◆ Problem to work on: Identify each line holding the string "JSON" and copy it.

───── Material for this exercise ─────

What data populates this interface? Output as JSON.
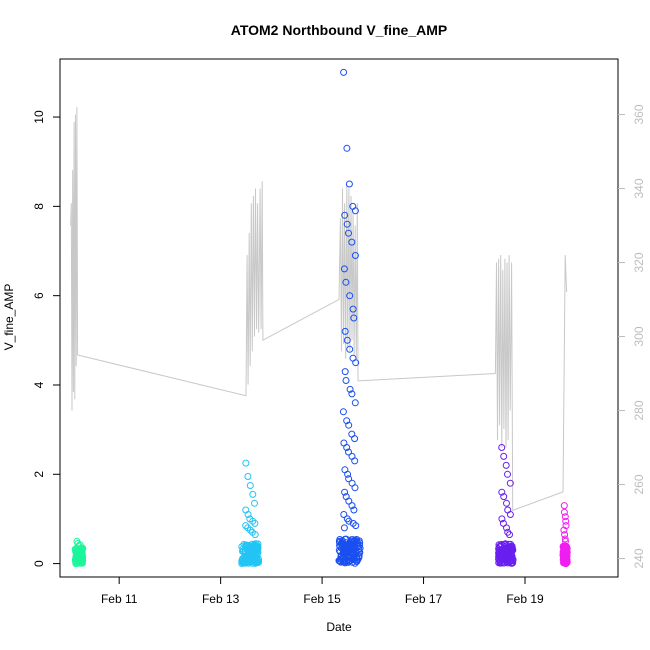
{
  "chart_data": {
    "type": "scatter",
    "title": "ATOM2 Northbound V_fine_AMP",
    "xlabel": "Date",
    "ylabel": "V_fine_AMP",
    "x_axis": {
      "type": "date",
      "range": [
        "2024-02-09T20:00",
        "2024-02-20T20:00"
      ],
      "ticks": [
        {
          "value": "2024-02-11T00:00",
          "label": "Feb 11"
        },
        {
          "value": "2024-02-13T00:00",
          "label": "Feb 13"
        },
        {
          "value": "2024-02-15T00:00",
          "label": "Feb 15"
        },
        {
          "value": "2024-02-17T00:00",
          "label": "Feb 17"
        },
        {
          "value": "2024-02-19T00:00",
          "label": "Feb 19"
        }
      ]
    },
    "y_axis": {
      "range": [
        -0.3,
        11.3
      ],
      "ticks": [
        0,
        2,
        4,
        6,
        8,
        10
      ]
    },
    "y2_axis": {
      "range": [
        235,
        375
      ],
      "ticks": [
        240,
        260,
        280,
        300,
        320,
        340,
        360
      ],
      "color": "#bdbdbd"
    },
    "grid": false,
    "colors": {
      "grey_line": "#c8c8c8",
      "cluster_1": "#1ef59a",
      "cluster_2": "#22c4f5",
      "cluster_3": "#1a4ff0",
      "cluster_4": "#6a1ff0",
      "cluster_5": "#f01ef0"
    },
    "scatter_clusters": [
      {
        "color": "#1ef59a",
        "center": "2024-02-10T05:00",
        "hours_width": 3.5,
        "base_max": 0.35,
        "outliers": [
          0.5,
          0.45,
          0.4,
          0.42
        ]
      },
      {
        "color": "#22c4f5",
        "center": "2024-02-13T14:00",
        "hours_width": 8,
        "base_max": 0.45,
        "outliers": [
          2.25,
          1.95,
          1.75,
          1.55,
          1.35,
          1.2,
          1.1,
          1.0,
          0.95,
          0.9,
          0.85,
          0.8,
          0.75,
          0.7,
          0.65
        ]
      },
      {
        "color": "#1a4ff0",
        "center": "2024-02-15T13:00",
        "hours_width": 10,
        "base_max": 0.55,
        "outliers": [
          11.0,
          9.3,
          8.5,
          8.0,
          7.9,
          7.8,
          7.6,
          7.4,
          7.2,
          6.9,
          6.6,
          6.3,
          6.0,
          5.7,
          5.5,
          5.2,
          5.0,
          4.8,
          4.6,
          4.5,
          4.3,
          4.1,
          3.9,
          3.8,
          3.6,
          3.4,
          3.2,
          3.1,
          2.9,
          2.8,
          2.7,
          2.6,
          2.5,
          2.4,
          2.3,
          2.1,
          2.0,
          1.9,
          1.8,
          1.7,
          1.6,
          1.5,
          1.4,
          1.3,
          1.2,
          1.1,
          1.0,
          0.95,
          0.9,
          0.85,
          0.8
        ]
      },
      {
        "color": "#6a1ff0",
        "center": "2024-02-18T15:00",
        "hours_width": 7,
        "base_max": 0.45,
        "outliers": [
          2.6,
          2.4,
          2.2,
          2.0,
          1.8,
          1.6,
          1.5,
          1.35,
          1.2,
          1.1,
          1.0,
          0.9,
          0.8,
          0.7,
          0.65
        ]
      },
      {
        "color": "#f01ef0",
        "center": "2024-02-19T19:00",
        "hours_width": 2,
        "base_max": 0.4,
        "outliers": [
          1.3,
          1.15,
          1.05,
          0.95,
          0.85,
          0.75,
          0.65,
          0.55,
          0.5
        ]
      }
    ],
    "secondary_line": {
      "color": "#c8c8c8",
      "axis": "y2",
      "points": [
        [
          "2024-02-10T01:00",
          330
        ],
        [
          "2024-02-10T01:20",
          336
        ],
        [
          "2024-02-10T01:40",
          280
        ],
        [
          "2024-02-10T02:00",
          345
        ],
        [
          "2024-02-10T02:20",
          285
        ],
        [
          "2024-02-10T02:40",
          358
        ],
        [
          "2024-02-10T03:00",
          283
        ],
        [
          "2024-02-10T03:20",
          360
        ],
        [
          "2024-02-10T03:40",
          292
        ],
        [
          "2024-02-10T04:00",
          362
        ],
        [
          "2024-02-10T04:20",
          295
        ],
        [
          "2024-02-13T12:00",
          284
        ],
        [
          "2024-02-13T12:30",
          322
        ],
        [
          "2024-02-13T13:00",
          287
        ],
        [
          "2024-02-13T13:30",
          328
        ],
        [
          "2024-02-13T14:00",
          292
        ],
        [
          "2024-02-13T14:30",
          336
        ],
        [
          "2024-02-13T15:00",
          296
        ],
        [
          "2024-02-13T15:30",
          338
        ],
        [
          "2024-02-13T16:00",
          300
        ],
        [
          "2024-02-13T16:30",
          340
        ],
        [
          "2024-02-13T17:00",
          302
        ],
        [
          "2024-02-13T17:30",
          336
        ],
        [
          "2024-02-13T18:00",
          301
        ],
        [
          "2024-02-13T18:40",
          340
        ],
        [
          "2024-02-13T19:10",
          302
        ],
        [
          "2024-02-13T19:40",
          342
        ],
        [
          "2024-02-13T20:00",
          299
        ],
        [
          "2024-02-15T08:00",
          310
        ],
        [
          "2024-02-15T08:40",
          332
        ],
        [
          "2024-02-15T09:10",
          296
        ],
        [
          "2024-02-15T09:40",
          340
        ],
        [
          "2024-02-15T10:10",
          298
        ],
        [
          "2024-02-15T10:40",
          336
        ],
        [
          "2024-02-15T11:10",
          294
        ],
        [
          "2024-02-15T11:40",
          341
        ],
        [
          "2024-02-15T12:10",
          297
        ],
        [
          "2024-02-15T12:40",
          340
        ],
        [
          "2024-02-15T13:10",
          296
        ],
        [
          "2024-02-15T13:40",
          338
        ],
        [
          "2024-02-15T14:10",
          299
        ],
        [
          "2024-02-15T14:40",
          334
        ],
        [
          "2024-02-15T15:10",
          295
        ],
        [
          "2024-02-15T15:40",
          330
        ],
        [
          "2024-02-15T16:10",
          294
        ],
        [
          "2024-02-15T16:40",
          336
        ],
        [
          "2024-02-15T17:00",
          288
        ],
        [
          "2024-02-18T10:00",
          290
        ],
        [
          "2024-02-18T10:30",
          320
        ],
        [
          "2024-02-18T11:00",
          272
        ],
        [
          "2024-02-18T11:30",
          321
        ],
        [
          "2024-02-18T12:00",
          276
        ],
        [
          "2024-02-18T12:30",
          322
        ],
        [
          "2024-02-18T13:00",
          270
        ],
        [
          "2024-02-18T13:30",
          318
        ],
        [
          "2024-02-18T14:00",
          275
        ],
        [
          "2024-02-18T14:30",
          321
        ],
        [
          "2024-02-18T15:00",
          270
        ],
        [
          "2024-02-18T15:30",
          320
        ],
        [
          "2024-02-18T16:00",
          272
        ],
        [
          "2024-02-18T16:30",
          322
        ],
        [
          "2024-02-18T17:00",
          280
        ],
        [
          "2024-02-18T17:40",
          320
        ],
        [
          "2024-02-18T18:10",
          253
        ],
        [
          "2024-02-19T18:00",
          258
        ],
        [
          "2024-02-19T19:00",
          322
        ],
        [
          "2024-02-19T19:40",
          312
        ]
      ]
    }
  }
}
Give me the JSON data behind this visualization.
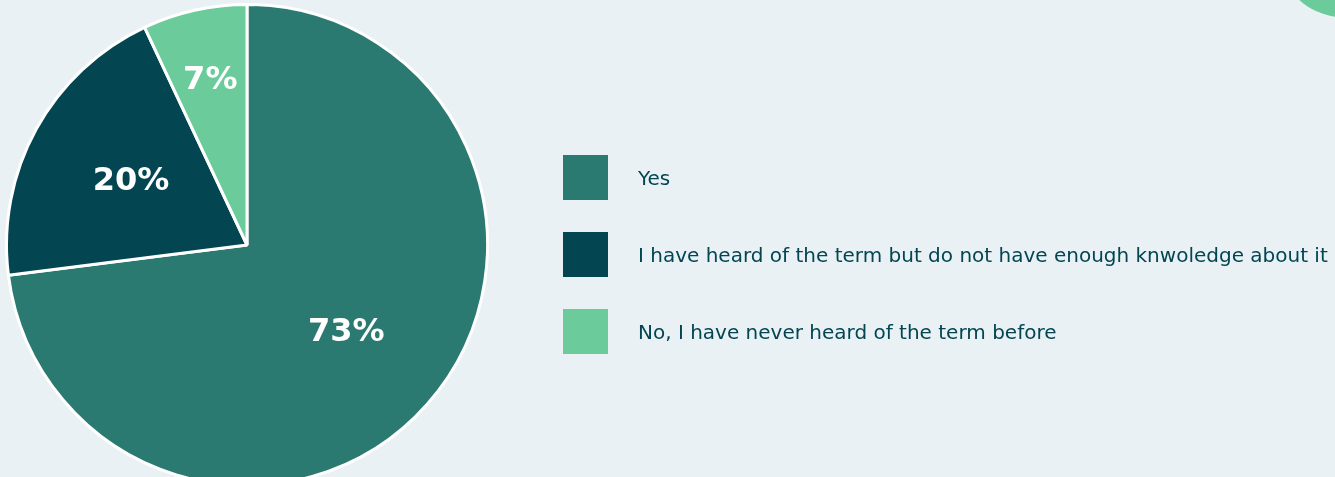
{
  "chart_data": {
    "type": "pie",
    "categories": [
      "Yes",
      "I have heard of the term but do not have enough knwoledge about it",
      "No, I have never heard of the term before"
    ],
    "values": [
      73,
      20,
      7
    ],
    "colors": [
      "#2a7a72",
      "#034652",
      "#6ccb9a"
    ],
    "value_labels": [
      "73%",
      "20%",
      "7%"
    ],
    "legend": "right"
  }
}
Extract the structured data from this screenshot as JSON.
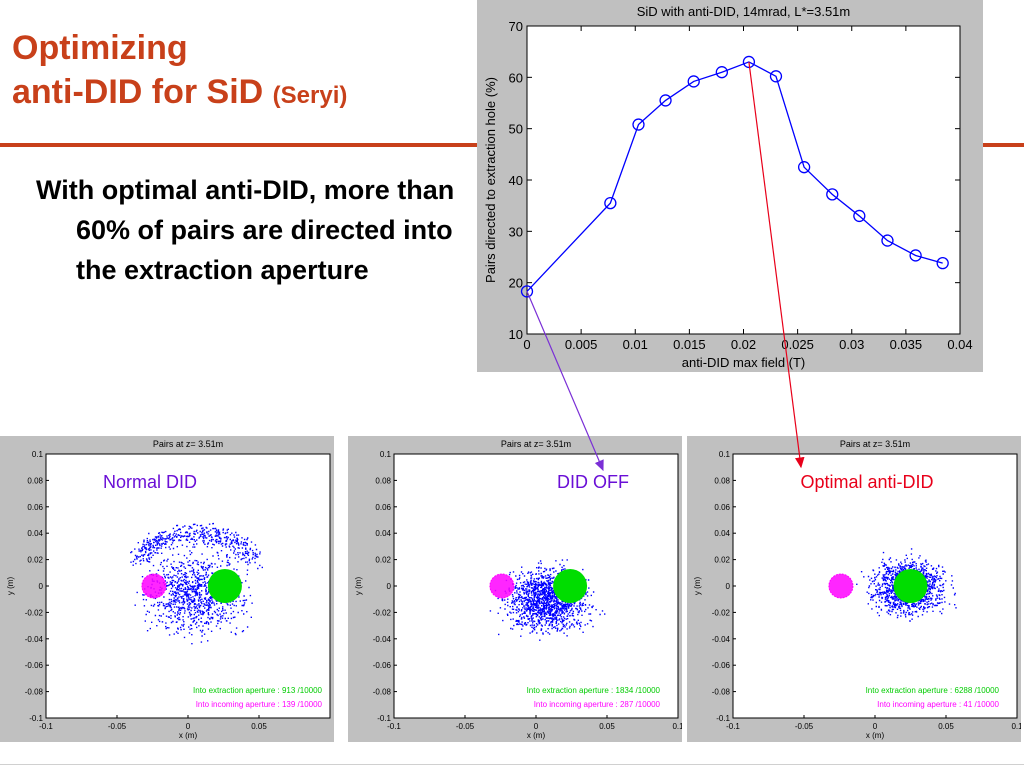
{
  "slide": {
    "title_line1": "Optimizing",
    "title_line2": "anti-DID for SiD",
    "title_author": "(Seryi)",
    "bullet": "With optimal anti-DID, more than 60% of pairs are directed into the extraction aperture",
    "accent_color": "#c8401a"
  },
  "chart_data": [
    {
      "type": "line",
      "title": "SiD with anti-DID, 14mrad, L*=3.51m",
      "xlabel": "anti-DID max field (T)",
      "ylabel": "Pairs directed to extraction hole (%)",
      "xlim": [
        0,
        0.04
      ],
      "ylim": [
        10,
        70
      ],
      "xticks": [
        "0",
        "0.005",
        "0.01",
        "0.015",
        "0.02",
        "0.025",
        "0.03",
        "0.035",
        "0.04"
      ],
      "yticks": [
        "10",
        "20",
        "30",
        "40",
        "50",
        "60",
        "70"
      ],
      "x": [
        0,
        0.0077,
        0.0103,
        0.0128,
        0.0154,
        0.018,
        0.0205,
        0.023,
        0.0256,
        0.0282,
        0.0307,
        0.0333,
        0.0359,
        0.0384
      ],
      "y": [
        18.3,
        35.5,
        50.8,
        55.5,
        59.2,
        61.0,
        63.0,
        60.2,
        42.5,
        37.2,
        33.0,
        28.2,
        25.3,
        23.8
      ],
      "line_color": "#0000ff"
    },
    {
      "type": "scatter",
      "title": "Pairs at z= 3.51m",
      "label": "Normal DID",
      "label_color": "#6a0fd6",
      "xlabel": "x (m)",
      "ylabel": "y (m)",
      "xlim": [
        -0.1,
        0.1
      ],
      "ylim": [
        -0.1,
        0.1
      ],
      "xticks": [
        "-0.1",
        "-0.05",
        "0",
        "0.05"
      ],
      "yticks": [
        "0.1",
        "0.08",
        "0.06",
        "0.04",
        "0.02",
        "0",
        "-0.02",
        "-0.04",
        "-0.06",
        "-0.08",
        "-0.1"
      ],
      "extraction_text": "Into extraction aperture : 913 /10000",
      "incoming_text": "Into incoming aperture : 139 /10000",
      "extraction_aperture": {
        "x": 0.026,
        "y": 0.0,
        "color": "#00dd00"
      },
      "incoming_aperture": {
        "x": -0.024,
        "y": 0.0,
        "color": "#ff00ff"
      },
      "cloud": {
        "x": 0.005,
        "y": -0.005,
        "spread": 0.045,
        "arc": true
      }
    },
    {
      "type": "scatter",
      "title": "Pairs at z= 3.51m",
      "label": "DID OFF",
      "label_color": "#6a0fd6",
      "xlabel": "x (m)",
      "ylabel": "y (m)",
      "xlim": [
        -0.1,
        0.1
      ],
      "ylim": [
        -0.1,
        0.1
      ],
      "xticks": [
        "-0.1",
        "-0.05",
        "0",
        "0.05",
        "0.1"
      ],
      "yticks": [
        "0.1",
        "0.08",
        "0.06",
        "0.04",
        "0.02",
        "0",
        "-0.02",
        "-0.04",
        "-0.06",
        "-0.08",
        "-0.1"
      ],
      "extraction_text": "Into extraction aperture : 1834 /10000",
      "incoming_text": "Into incoming aperture : 287 /10000",
      "extraction_aperture": {
        "x": 0.024,
        "y": 0.0,
        "color": "#00dd00"
      },
      "incoming_aperture": {
        "x": -0.024,
        "y": 0.0,
        "color": "#ff00ff"
      },
      "cloud": {
        "x": 0.008,
        "y": -0.01,
        "spread": 0.035,
        "arc": false
      }
    },
    {
      "type": "scatter",
      "title": "Pairs at z= 3.51m",
      "label": "Optimal anti-DID",
      "label_color": "#e8001a",
      "xlabel": "x (m)",
      "ylabel": "y (m)",
      "xlim": [
        -0.1,
        0.1
      ],
      "ylim": [
        -0.1,
        0.1
      ],
      "xticks": [
        "-0.1",
        "-0.05",
        "0",
        "0.05",
        "0.1"
      ],
      "yticks": [
        "0.1",
        "0.08",
        "0.06",
        "0.04",
        "0.02",
        "0",
        "-0.02",
        "-0.04",
        "-0.06",
        "-0.08",
        "-0.1"
      ],
      "extraction_text": "Into extraction aperture : 6288 /10000",
      "incoming_text": "Into incoming aperture : 41 /10000",
      "extraction_aperture": {
        "x": 0.025,
        "y": 0.0,
        "color": "#00dd00"
      },
      "incoming_aperture": {
        "x": -0.024,
        "y": 0.0,
        "color": "#ff00ff"
      },
      "cloud": {
        "x": 0.023,
        "y": 0.0,
        "spread": 0.03,
        "arc": false
      }
    }
  ]
}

─────

◆ The answer:
What data populates this interface? Output as JSON.
Give me the JSON data behind this visualization.
Extract the structured data from this screenshot as JSON.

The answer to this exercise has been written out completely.